◆ ITEMS ◆

+ + + +

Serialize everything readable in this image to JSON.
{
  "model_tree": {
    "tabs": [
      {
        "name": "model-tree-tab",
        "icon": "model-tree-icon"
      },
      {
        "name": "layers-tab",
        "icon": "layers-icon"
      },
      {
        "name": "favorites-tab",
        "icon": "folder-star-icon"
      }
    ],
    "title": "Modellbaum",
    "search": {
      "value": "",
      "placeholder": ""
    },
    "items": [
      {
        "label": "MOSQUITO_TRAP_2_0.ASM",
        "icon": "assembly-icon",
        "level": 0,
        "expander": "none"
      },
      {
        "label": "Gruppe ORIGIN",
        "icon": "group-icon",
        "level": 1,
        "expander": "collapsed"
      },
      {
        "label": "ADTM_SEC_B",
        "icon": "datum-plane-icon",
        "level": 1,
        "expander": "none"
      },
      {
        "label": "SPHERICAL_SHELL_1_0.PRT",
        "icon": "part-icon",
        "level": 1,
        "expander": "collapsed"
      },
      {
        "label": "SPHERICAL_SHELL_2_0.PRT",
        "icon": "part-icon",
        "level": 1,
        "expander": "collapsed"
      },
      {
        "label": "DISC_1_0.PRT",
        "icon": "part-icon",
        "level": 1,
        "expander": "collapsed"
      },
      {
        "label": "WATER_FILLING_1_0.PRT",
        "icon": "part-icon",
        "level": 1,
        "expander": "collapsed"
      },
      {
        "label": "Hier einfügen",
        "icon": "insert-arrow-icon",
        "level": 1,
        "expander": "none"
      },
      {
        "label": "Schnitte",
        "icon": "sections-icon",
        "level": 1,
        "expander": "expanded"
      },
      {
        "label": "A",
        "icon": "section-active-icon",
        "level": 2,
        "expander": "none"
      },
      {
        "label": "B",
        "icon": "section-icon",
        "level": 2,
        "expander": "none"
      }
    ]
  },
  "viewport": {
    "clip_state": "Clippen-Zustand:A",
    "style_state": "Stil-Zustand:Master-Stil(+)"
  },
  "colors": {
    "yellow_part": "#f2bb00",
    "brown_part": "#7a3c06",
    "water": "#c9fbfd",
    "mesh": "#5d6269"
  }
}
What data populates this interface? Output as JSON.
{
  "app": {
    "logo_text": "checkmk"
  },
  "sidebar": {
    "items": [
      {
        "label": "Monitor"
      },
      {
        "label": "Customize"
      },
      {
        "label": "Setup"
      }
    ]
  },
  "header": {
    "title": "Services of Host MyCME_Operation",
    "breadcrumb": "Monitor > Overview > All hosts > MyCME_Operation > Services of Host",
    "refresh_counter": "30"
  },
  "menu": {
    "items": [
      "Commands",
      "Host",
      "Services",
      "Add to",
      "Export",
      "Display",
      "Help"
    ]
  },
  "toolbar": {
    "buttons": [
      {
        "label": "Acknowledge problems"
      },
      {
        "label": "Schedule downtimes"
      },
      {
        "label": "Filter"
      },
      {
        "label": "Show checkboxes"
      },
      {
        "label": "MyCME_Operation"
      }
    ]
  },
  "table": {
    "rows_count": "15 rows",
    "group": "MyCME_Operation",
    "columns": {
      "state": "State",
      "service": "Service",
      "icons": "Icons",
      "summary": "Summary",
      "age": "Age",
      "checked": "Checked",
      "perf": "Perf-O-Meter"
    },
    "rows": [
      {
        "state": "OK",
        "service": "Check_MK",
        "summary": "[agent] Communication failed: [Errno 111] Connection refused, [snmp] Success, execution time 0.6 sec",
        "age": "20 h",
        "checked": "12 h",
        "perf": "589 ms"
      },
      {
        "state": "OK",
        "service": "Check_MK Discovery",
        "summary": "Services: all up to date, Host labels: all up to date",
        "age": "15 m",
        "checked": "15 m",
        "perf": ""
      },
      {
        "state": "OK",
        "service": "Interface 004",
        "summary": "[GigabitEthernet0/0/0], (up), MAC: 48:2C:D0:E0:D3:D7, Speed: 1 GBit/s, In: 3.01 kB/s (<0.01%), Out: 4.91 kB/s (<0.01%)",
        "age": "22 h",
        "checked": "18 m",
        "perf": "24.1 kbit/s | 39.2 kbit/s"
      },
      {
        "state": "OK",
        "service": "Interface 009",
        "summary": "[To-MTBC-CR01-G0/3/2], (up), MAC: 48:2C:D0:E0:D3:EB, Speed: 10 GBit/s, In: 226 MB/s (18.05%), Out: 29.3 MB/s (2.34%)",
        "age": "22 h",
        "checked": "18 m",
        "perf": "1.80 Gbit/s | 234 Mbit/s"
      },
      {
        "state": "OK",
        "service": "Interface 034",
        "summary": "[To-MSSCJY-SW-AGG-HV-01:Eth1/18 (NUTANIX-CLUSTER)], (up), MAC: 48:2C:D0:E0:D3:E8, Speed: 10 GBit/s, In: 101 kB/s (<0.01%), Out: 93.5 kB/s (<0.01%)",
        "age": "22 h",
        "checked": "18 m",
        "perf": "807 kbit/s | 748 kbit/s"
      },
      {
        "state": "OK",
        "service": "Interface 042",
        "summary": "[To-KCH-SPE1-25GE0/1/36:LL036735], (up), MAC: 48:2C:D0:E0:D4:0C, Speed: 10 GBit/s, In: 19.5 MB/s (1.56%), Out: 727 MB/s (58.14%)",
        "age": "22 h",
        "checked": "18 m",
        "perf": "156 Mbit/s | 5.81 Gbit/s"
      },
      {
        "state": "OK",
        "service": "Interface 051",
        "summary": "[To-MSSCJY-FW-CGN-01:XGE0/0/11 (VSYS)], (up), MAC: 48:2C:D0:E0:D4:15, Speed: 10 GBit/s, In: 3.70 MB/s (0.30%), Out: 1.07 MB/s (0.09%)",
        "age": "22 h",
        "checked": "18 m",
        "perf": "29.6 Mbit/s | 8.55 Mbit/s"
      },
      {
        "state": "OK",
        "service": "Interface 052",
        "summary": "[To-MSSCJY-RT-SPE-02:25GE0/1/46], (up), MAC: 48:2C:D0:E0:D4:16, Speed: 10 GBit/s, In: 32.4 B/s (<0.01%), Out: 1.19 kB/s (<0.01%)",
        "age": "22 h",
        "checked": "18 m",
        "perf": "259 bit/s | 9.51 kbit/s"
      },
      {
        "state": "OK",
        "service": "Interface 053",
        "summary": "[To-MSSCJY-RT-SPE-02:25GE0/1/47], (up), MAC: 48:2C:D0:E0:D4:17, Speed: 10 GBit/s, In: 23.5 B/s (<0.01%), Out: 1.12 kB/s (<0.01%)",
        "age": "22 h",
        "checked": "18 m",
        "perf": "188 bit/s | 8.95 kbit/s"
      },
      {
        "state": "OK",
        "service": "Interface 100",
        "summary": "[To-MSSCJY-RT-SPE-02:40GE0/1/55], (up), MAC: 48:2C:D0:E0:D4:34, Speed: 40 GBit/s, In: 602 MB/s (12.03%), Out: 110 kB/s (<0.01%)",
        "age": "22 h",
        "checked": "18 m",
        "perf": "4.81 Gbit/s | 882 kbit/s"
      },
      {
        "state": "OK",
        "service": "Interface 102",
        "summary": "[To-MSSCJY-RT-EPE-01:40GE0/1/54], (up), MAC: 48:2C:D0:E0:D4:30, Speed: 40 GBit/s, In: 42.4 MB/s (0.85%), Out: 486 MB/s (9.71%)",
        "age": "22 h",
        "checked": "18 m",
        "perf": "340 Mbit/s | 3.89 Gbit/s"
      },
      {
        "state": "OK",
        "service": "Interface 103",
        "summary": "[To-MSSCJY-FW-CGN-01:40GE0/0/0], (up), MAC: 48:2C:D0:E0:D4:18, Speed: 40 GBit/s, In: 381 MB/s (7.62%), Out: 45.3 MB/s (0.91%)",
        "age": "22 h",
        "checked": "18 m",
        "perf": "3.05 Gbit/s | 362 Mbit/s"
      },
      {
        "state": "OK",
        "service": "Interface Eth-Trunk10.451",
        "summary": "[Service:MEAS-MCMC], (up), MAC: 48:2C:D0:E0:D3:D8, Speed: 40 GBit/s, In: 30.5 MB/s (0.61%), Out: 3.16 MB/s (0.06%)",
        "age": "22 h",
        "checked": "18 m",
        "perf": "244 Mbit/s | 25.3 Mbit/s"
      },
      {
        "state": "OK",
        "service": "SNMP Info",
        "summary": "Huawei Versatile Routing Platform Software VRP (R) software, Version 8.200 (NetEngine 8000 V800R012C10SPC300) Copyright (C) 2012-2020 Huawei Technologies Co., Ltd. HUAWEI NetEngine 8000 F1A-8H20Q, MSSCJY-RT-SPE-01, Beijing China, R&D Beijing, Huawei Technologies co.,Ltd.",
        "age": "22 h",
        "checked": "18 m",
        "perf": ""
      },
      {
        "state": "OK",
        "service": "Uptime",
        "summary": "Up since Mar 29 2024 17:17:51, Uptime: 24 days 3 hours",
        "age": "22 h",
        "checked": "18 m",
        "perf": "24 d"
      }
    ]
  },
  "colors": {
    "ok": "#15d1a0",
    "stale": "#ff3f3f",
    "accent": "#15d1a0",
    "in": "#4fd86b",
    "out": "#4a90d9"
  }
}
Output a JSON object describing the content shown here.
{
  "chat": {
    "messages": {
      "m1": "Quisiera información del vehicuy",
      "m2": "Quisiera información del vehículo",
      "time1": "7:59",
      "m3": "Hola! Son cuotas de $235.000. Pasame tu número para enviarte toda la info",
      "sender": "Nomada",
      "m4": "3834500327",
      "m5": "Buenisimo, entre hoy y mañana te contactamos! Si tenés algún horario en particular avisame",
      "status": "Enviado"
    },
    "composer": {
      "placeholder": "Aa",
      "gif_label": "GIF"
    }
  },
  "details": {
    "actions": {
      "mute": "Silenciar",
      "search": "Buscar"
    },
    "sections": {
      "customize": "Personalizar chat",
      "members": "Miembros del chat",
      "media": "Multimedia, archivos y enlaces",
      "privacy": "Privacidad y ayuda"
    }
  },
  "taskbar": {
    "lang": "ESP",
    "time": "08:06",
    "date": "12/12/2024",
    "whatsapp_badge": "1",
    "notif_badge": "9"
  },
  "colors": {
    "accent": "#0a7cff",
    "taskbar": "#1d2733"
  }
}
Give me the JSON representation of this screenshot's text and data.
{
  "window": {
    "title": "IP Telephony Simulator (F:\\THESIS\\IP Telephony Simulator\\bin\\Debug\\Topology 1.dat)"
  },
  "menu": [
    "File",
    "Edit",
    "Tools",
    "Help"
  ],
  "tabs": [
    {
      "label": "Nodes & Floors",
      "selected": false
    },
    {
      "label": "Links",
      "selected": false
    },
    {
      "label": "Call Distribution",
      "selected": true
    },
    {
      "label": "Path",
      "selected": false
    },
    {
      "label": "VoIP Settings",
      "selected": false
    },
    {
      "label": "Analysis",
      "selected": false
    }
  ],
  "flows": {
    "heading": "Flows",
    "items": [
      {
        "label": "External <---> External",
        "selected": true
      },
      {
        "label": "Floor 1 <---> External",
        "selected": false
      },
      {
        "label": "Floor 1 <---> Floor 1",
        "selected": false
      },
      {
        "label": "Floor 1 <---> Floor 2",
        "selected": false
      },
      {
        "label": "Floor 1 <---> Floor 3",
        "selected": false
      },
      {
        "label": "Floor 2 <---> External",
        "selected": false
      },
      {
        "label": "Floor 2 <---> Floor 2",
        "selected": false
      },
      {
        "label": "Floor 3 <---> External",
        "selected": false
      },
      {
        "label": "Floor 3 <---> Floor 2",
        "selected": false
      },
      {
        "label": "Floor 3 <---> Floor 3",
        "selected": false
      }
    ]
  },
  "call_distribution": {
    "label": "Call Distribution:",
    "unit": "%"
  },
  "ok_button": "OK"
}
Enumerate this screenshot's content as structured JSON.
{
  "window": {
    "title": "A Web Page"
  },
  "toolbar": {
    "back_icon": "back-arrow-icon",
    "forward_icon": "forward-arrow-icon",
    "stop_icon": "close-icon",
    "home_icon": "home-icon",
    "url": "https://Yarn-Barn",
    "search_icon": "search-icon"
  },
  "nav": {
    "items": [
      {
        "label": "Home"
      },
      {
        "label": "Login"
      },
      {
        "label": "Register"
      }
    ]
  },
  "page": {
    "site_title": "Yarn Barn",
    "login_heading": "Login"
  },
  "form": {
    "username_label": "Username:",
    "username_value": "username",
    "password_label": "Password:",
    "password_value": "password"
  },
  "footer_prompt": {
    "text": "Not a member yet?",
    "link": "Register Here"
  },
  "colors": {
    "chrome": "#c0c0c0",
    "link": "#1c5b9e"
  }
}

+ + + +

◆ THE TASK ◆
Tell how many lines in the material above include the word "información", giving the number only.

◆ SOLUTION FOR THIS PROBLEM ◆
2